Record extracts –
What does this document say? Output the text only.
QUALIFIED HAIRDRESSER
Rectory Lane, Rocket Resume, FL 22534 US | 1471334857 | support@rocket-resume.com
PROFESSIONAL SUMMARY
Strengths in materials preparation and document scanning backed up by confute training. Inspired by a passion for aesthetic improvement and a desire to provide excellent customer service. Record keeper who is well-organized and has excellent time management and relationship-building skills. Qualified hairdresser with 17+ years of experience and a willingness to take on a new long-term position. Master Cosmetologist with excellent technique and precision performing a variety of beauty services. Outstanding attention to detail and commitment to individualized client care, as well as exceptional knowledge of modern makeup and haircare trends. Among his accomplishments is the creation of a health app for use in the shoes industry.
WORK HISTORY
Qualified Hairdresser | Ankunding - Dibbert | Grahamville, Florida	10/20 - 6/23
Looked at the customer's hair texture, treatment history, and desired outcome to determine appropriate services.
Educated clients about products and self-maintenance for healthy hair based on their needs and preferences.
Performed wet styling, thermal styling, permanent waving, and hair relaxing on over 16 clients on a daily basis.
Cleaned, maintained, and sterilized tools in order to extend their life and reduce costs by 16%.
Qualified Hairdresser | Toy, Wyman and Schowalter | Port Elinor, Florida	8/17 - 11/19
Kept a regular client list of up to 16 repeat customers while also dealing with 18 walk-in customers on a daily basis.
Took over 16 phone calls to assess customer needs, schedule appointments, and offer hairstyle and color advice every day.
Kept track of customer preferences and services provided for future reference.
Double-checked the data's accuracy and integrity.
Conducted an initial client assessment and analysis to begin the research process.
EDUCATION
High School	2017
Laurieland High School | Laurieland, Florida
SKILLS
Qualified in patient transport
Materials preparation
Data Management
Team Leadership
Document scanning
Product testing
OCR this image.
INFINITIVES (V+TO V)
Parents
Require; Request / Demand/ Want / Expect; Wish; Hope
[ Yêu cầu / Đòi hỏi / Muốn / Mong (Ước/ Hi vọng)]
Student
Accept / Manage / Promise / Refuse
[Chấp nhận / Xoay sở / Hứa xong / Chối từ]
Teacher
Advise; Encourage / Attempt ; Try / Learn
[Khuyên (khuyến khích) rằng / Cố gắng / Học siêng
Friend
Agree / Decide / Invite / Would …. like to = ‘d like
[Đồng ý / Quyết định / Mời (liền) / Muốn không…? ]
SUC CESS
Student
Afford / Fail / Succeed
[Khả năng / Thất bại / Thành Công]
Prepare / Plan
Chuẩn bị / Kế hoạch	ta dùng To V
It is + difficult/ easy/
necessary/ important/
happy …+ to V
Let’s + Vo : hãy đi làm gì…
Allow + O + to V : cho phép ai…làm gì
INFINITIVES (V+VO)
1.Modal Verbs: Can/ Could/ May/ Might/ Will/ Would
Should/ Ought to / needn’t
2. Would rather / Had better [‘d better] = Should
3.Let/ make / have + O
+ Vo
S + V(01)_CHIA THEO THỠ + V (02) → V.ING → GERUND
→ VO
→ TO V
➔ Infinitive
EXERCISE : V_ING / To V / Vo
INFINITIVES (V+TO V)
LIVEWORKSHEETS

Exercise prompt – How many lines of the data contain the word "Should"? Answer with the number alone.

Written response – 2